● **MATERIAL**:

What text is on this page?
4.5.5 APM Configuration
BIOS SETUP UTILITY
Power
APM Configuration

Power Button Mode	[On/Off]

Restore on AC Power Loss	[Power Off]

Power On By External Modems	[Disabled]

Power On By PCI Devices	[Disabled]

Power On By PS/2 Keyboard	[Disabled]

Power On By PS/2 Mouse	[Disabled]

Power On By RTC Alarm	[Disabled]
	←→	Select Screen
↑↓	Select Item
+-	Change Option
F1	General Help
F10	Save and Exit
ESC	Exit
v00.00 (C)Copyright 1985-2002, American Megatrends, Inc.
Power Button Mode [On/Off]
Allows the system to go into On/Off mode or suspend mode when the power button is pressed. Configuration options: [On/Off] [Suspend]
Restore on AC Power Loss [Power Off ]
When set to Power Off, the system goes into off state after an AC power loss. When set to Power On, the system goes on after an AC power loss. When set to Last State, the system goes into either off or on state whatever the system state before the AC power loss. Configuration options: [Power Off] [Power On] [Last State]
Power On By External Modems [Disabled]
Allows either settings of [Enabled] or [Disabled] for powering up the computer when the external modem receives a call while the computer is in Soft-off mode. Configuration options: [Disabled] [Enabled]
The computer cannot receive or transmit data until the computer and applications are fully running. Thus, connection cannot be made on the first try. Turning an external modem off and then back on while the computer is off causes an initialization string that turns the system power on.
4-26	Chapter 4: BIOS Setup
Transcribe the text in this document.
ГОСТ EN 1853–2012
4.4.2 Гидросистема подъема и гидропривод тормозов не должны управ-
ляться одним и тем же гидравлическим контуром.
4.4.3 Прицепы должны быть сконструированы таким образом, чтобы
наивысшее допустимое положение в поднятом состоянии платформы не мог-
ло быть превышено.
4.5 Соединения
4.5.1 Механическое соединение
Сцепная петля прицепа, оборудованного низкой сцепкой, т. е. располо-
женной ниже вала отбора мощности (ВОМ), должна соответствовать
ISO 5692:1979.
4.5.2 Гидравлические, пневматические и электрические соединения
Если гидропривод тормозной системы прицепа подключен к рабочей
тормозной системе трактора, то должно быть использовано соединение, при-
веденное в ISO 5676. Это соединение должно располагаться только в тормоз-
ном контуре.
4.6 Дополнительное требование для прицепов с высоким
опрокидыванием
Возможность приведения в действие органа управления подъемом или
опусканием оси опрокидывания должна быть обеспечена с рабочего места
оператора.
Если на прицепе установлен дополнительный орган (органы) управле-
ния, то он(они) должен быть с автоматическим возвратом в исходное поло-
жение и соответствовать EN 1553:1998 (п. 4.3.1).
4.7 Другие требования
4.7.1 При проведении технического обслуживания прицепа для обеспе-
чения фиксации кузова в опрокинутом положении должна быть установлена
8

● **WRITTEN EXERCISE**:
Every line above should be printed again exactly as it stands.

● **SOLUTION TO THIS EXERCISE**:
What text is on this page?
4.5.5 APM Configuration
BIOS SETUP UTILITY
Power
APM Configuration

Power Button Mode	[On/Off]

Restore on AC Power Loss	[Power Off]

Power On By External Modems	[Disabled]

Power On By PCI Devices	[Disabled]

Power On By PS/2 Keyboard	[Disabled]

Power On By PS/2 Mouse	[Disabled]

Power On By RTC Alarm	[Disabled]
	←→	Select Screen
↑↓	Select Item
+-	Change Option
F1	General Help
F10	Save and Exit
ESC	Exit
v00.00 (C)Copyright 1985-2002, American Megatrends, Inc.
Power Button Mode [On/Off]
Allows the system to go into On/Off mode or suspend mode when the power button is pressed. Configuration options: [On/Off] [Suspend]
Restore on AC Power Loss [Power Off ]
When set to Power Off, the system goes into off state after an AC power loss. When set to Power On, the system goes on after an AC power loss. When set to Last State, the system goes into either off or on state whatever the system state before the AC power loss. Configuration options: [Power Off] [Power On] [Last State]
Power On By External Modems [Disabled]
Allows either settings of [Enabled] or [Disabled] for powering up the computer when the external modem receives a call while the computer is in Soft-off mode. Configuration options: [Disabled] [Enabled]
The computer cannot receive or transmit data until the computer and applications are fully running. Thus, connection cannot be made on the first try. Turning an external modem off and then back on while the computer is off causes an initialization string that turns the system power on.
4-26	Chapter 4: BIOS Setup
Transcribe the text in this document.
ГОСТ EN 1853–2012
4.4.2 Гидросистема подъема и гидропривод тормозов не должны управ-
ляться одним и тем же гидравлическим контуром.
4.4.3 Прицепы должны быть сконструированы таким образом, чтобы
наивысшее допустимое положение в поднятом состоянии платформы не мог-
ло быть превышено.
4.5 Соединения
4.5.1 Механическое соединение
Сцепная петля прицепа, оборудованного низкой сцепкой, т. е. располо-
женной ниже вала отбора мощности (ВОМ), должна соответствовать
ISO 5692:1979.
4.5.2 Гидравлические, пневматические и электрические соединения
Если гидропривод тормозной системы прицепа подключен к рабочей
тормозной системе трактора, то должно быть использовано соединение, при-
веденное в ISO 5676. Это соединение должно располагаться только в тормоз-
ном контуре.
4.6 Дополнительное требование для прицепов с высоким
опрокидыванием
Возможность приведения в действие органа управления подъемом или
опусканием оси опрокидывания должна быть обеспечена с рабочего места
оператора.
Если на прицепе установлен дополнительный орган (органы) управле-
ния, то он(они) должен быть с автоматическим возвратом в исходное поло-
жение и соответствовать EN 1553:1998 (п. 4.3.1).
4.7 Другие требования
4.7.1 При проведении технического обслуживания прицепа для обеспе-
чения фиксации кузова в опрокинутом положении должна быть установлена
8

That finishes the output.